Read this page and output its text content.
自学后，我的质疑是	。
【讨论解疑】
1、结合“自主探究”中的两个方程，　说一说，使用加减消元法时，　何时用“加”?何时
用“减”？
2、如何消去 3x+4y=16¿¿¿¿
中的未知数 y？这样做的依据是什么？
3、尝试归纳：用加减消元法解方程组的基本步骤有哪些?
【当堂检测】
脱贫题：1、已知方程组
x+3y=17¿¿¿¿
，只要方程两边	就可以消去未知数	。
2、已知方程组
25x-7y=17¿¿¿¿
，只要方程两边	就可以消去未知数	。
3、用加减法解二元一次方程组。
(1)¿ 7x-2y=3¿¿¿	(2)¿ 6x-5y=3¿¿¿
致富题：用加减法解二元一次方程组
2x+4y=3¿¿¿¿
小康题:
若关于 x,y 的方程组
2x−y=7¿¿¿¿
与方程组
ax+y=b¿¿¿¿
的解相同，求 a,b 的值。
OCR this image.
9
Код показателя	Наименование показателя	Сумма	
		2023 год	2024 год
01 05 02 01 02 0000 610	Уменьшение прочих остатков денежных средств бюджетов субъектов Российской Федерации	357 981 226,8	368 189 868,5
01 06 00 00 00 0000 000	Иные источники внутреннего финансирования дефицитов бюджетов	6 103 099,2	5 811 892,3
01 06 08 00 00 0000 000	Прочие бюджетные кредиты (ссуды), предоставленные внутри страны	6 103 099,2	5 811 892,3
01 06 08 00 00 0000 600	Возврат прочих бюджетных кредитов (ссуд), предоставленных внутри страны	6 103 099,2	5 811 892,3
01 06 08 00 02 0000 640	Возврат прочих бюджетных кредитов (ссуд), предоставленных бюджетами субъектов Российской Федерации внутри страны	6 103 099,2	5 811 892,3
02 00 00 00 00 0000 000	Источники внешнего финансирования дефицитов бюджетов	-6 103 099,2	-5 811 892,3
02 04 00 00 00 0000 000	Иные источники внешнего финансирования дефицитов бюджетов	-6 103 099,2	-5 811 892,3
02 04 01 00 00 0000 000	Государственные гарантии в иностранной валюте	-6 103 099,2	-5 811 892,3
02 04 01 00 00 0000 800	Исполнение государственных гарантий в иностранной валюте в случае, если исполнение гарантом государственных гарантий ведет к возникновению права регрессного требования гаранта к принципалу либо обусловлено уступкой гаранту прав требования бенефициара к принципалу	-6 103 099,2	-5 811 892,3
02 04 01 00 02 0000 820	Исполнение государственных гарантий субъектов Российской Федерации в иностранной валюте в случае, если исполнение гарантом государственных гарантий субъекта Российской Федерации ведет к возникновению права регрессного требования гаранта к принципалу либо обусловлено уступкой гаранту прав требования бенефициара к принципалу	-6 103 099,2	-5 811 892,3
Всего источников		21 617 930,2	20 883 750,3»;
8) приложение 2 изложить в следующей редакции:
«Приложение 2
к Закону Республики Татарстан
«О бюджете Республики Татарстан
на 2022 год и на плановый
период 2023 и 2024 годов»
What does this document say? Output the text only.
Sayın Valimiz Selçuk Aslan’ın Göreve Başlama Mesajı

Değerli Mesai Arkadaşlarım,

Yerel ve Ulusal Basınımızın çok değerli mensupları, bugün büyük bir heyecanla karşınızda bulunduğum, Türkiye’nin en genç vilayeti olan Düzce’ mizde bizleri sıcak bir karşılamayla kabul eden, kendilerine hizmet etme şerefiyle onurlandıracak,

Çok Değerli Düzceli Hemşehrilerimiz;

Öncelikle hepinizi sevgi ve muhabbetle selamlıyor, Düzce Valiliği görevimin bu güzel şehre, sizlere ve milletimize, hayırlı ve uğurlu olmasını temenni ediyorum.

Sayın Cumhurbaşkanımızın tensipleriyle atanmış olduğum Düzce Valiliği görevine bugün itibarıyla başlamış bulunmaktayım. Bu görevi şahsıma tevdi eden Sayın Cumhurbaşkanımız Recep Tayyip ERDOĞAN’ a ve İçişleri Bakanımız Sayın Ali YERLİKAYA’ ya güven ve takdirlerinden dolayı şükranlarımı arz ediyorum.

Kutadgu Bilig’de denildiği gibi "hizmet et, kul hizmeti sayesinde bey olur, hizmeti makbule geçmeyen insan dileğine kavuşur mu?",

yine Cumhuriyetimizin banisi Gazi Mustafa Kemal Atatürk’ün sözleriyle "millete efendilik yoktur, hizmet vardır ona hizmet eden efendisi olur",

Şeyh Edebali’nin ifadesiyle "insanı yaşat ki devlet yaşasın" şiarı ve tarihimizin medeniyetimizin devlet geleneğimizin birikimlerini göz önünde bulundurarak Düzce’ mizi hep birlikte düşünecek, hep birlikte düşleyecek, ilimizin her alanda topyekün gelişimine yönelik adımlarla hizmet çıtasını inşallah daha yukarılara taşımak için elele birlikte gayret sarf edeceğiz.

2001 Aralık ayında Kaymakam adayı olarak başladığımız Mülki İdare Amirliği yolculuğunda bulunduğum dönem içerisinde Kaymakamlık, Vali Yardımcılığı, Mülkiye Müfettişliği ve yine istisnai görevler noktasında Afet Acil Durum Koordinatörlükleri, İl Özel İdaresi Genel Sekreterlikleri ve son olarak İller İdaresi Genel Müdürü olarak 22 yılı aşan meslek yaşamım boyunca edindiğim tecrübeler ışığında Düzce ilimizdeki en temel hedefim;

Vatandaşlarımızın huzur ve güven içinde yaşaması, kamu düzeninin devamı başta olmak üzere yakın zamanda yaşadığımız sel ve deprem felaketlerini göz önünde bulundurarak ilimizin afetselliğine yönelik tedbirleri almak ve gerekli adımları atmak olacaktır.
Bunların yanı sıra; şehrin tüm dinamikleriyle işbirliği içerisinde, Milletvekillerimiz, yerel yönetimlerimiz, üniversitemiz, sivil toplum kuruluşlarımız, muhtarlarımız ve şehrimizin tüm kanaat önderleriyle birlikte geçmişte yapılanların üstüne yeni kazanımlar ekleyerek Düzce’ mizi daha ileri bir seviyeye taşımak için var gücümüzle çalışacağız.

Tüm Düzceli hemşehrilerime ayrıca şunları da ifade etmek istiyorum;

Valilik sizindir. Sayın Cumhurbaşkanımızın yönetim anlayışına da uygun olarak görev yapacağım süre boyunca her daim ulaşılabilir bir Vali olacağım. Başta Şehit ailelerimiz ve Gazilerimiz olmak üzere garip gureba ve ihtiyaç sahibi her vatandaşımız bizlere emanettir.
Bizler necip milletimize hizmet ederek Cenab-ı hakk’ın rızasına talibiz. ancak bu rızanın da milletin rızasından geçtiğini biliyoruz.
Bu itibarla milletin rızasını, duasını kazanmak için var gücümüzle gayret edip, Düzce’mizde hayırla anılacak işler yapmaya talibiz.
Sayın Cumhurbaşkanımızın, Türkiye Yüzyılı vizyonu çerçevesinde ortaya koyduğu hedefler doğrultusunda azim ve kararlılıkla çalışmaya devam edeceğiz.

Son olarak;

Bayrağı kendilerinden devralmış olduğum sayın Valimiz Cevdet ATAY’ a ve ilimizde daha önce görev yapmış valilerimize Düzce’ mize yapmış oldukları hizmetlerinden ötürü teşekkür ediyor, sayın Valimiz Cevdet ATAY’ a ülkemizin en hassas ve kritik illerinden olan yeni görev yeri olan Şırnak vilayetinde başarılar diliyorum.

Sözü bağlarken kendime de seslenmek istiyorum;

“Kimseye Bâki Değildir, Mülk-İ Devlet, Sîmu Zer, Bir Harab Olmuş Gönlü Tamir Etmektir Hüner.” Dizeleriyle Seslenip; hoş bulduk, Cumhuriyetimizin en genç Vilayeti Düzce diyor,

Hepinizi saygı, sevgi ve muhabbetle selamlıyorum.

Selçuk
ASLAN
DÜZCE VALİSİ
○ ○ ○ ○ ○ ○ ○
=== Given exercise ===
From the listing above, reproduce all the lines exactly.

=== Complete output ===
Read this page and output its text content.
自学后，我的质疑是	。
【讨论解疑】
1、结合“自主探究”中的两个方程，　说一说，使用加减消元法时，　何时用“加”?何时
用“减”？
2、如何消去 3x+4y=16¿¿¿¿
中的未知数 y？这样做的依据是什么？
3、尝试归纳：用加减消元法解方程组的基本步骤有哪些?
【当堂检测】
脱贫题：1、已知方程组
x+3y=17¿¿¿¿
，只要方程两边	就可以消去未知数	。
2、已知方程组
25x-7y=17¿¿¿¿
，只要方程两边	就可以消去未知数	。
3、用加减法解二元一次方程组。
(1)¿ 7x-2y=3¿¿¿	(2)¿ 6x-5y=3¿¿¿
致富题：用加减法解二元一次方程组
2x+4y=3¿¿¿¿
小康题:
若关于 x,y 的方程组
2x−y=7¿¿¿¿
与方程组
ax+y=b¿¿¿¿
的解相同，求 a,b 的值。
OCR this image.
9
Код показателя	Наименование показателя	Сумма	
		2023 год	2024 год
01 05 02 01 02 0000 610	Уменьшение прочих остатков денежных средств бюджетов субъектов Российской Федерации	357 981 226,8	368 189 868,5
01 06 00 00 00 0000 000	Иные источники внутреннего финансирования дефицитов бюджетов	6 103 099,2	5 811 892,3
01 06 08 00 00 0000 000	Прочие бюджетные кредиты (ссуды), предоставленные внутри страны	6 103 099,2	5 811 892,3
01 06 08 00 00 0000 600	Возврат прочих бюджетных кредитов (ссуд), предоставленных внутри страны	6 103 099,2	5 811 892,3
01 06 08 00 02 0000 640	Возврат прочих бюджетных кредитов (ссуд), предоставленных бюджетами субъектов Российской Федерации внутри страны	6 103 099,2	5 811 892,3
02 00 00 00 00 0000 000	Источники внешнего финансирования дефицитов бюджетов	-6 103 099,2	-5 811 892,3
02 04 00 00 00 0000 000	Иные источники внешнего финансирования дефицитов бюджетов	-6 103 099,2	-5 811 892,3
02 04 01 00 00 0000 000	Государственные гарантии в иностранной валюте	-6 103 099,2	-5 811 892,3
02 04 01 00 00 0000 800	Исполнение государственных гарантий в иностранной валюте в случае, если исполнение гарантом государственных гарантий ведет к возникновению права регрессного требования гаранта к принципалу либо обусловлено уступкой гаранту прав требования бенефициара к принципалу	-6 103 099,2	-5 811 892,3
02 04 01 00 02 0000 820	Исполнение государственных гарантий субъектов Российской Федерации в иностранной валюте в случае, если исполнение гарантом государственных гарантий субъекта Российской Федерации ведет к возникновению права регрессного требования гаранта к принципалу либо обусловлено уступкой гаранту прав требования бенефициара к принципалу	-6 103 099,2	-5 811 892,3
Всего источников		21 617 930,2	20 883 750,3»;
8) приложение 2 изложить в следующей редакции:
«Приложение 2
к Закону Республики Татарстан
«О бюджете Республики Татарстан
на 2022 год и на плановый
период 2023 и 2024 годов»
What does this document say? Output the text only.
Sayın Valimiz Selçuk Aslan’ın Göreve Başlama Mesajı

Değerli Mesai Arkadaşlarım,

Yerel ve Ulusal Basınımızın çok değerli mensupları, bugün büyük bir heyecanla karşınızda bulunduğum, Türkiye’nin en genç vilayeti olan Düzce’ mizde bizleri sıcak bir karşılamayla kabul eden, kendilerine hizmet etme şerefiyle onurlandıracak,

Çok Değerli Düzceli Hemşehrilerimiz;

Öncelikle hepinizi sevgi ve muhabbetle selamlıyor, Düzce Valiliği görevimin bu güzel şehre, sizlere ve milletimize, hayırlı ve uğurlu olmasını temenni ediyorum.

Sayın Cumhurbaşkanımızın tensipleriyle atanmış olduğum Düzce Valiliği görevine bugün itibarıyla başlamış bulunmaktayım. Bu görevi şahsıma tevdi eden Sayın Cumhurbaşkanımız Recep Tayyip ERDOĞAN’ a ve İçişleri Bakanımız Sayın Ali YERLİKAYA’ ya güven ve takdirlerinden dolayı şükranlarımı arz ediyorum.

Kutadgu Bilig’de denildiği gibi "hizmet et, kul hizmeti sayesinde bey olur, hizmeti makbule geçmeyen insan dileğine kavuşur mu?",

yine Cumhuriyetimizin banisi Gazi Mustafa Kemal Atatürk’ün sözleriyle "millete efendilik yoktur, hizmet vardır ona hizmet eden efendisi olur",

Şeyh Edebali’nin ifadesiyle "insanı yaşat ki devlet yaşasın" şiarı ve tarihimizin medeniyetimizin devlet geleneğimizin birikimlerini göz önünde bulundurarak Düzce’ mizi hep birlikte düşünecek, hep birlikte düşleyecek, ilimizin her alanda topyekün gelişimine yönelik adımlarla hizmet çıtasını inşallah daha yukarılara taşımak için elele birlikte gayret sarf edeceğiz.

2001 Aralık ayında Kaymakam adayı olarak başladığımız Mülki İdare Amirliği yolculuğunda bulunduğum dönem içerisinde Kaymakamlık, Vali Yardımcılığı, Mülkiye Müfettişliği ve yine istisnai görevler noktasında Afet Acil Durum Koordinatörlükleri, İl Özel İdaresi Genel Sekreterlikleri ve son olarak İller İdaresi Genel Müdürü olarak 22 yılı aşan meslek yaşamım boyunca edindiğim tecrübeler ışığında Düzce ilimizdeki en temel hedefim;

Vatandaşlarımızın huzur ve güven içinde yaşaması, kamu düzeninin devamı başta olmak üzere yakın zamanda yaşadığımız sel ve deprem felaketlerini göz önünde bulundurarak ilimizin afetselliğine yönelik tedbirleri almak ve gerekli adımları atmak olacaktır.
Bunların yanı sıra; şehrin tüm dinamikleriyle işbirliği içerisinde, Milletvekillerimiz, yerel yönetimlerimiz, üniversitemiz, sivil toplum kuruluşlarımız, muhtarlarımız ve şehrimizin tüm kanaat önderleriyle birlikte geçmişte yapılanların üstüne yeni kazanımlar ekleyerek Düzce’ mizi daha ileri bir seviyeye taşımak için var gücümüzle çalışacağız.

Tüm Düzceli hemşehrilerime ayrıca şunları da ifade etmek istiyorum;

Valilik sizindir. Sayın Cumhurbaşkanımızın yönetim anlayışına da uygun olarak görev yapacağım süre boyunca her daim ulaşılabilir bir Vali olacağım. Başta Şehit ailelerimiz ve Gazilerimiz olmak üzere garip gureba ve ihtiyaç sahibi her vatandaşımız bizlere emanettir.
Bizler necip milletimize hizmet ederek Cenab-ı hakk’ın rızasına talibiz. ancak bu rızanın da milletin rızasından geçtiğini biliyoruz.
Bu itibarla milletin rızasını, duasını kazanmak için var gücümüzle gayret edip, Düzce’mizde hayırla anılacak işler yapmaya talibiz.
Sayın Cumhurbaşkanımızın, Türkiye Yüzyılı vizyonu çerçevesinde ortaya koyduğu hedefler doğrultusunda azim ve kararlılıkla çalışmaya devam edeceğiz.

Son olarak;

Bayrağı kendilerinden devralmış olduğum sayın Valimiz Cevdet ATAY’ a ve ilimizde daha önce görev yapmış valilerimize Düzce’ mize yapmış oldukları hizmetlerinden ötürü teşekkür ediyor, sayın Valimiz Cevdet ATAY’ a ülkemizin en hassas ve kritik illerinden olan yeni görev yeri olan Şırnak vilayetinde başarılar diliyorum.

Sözü bağlarken kendime de seslenmek istiyorum;

“Kimseye Bâki Değildir, Mülk-İ Devlet, Sîmu Zer, Bir Harab Olmuş Gönlü Tamir Etmektir Hüner.” Dizeleriyle Seslenip; hoş bulduk, Cumhuriyetimizin en genç Vilayeti Düzce diyor,

Hepinizi saygı, sevgi ve muhabbetle selamlıyorum.

Selçuk
ASLAN
DÜZCE VALİSİ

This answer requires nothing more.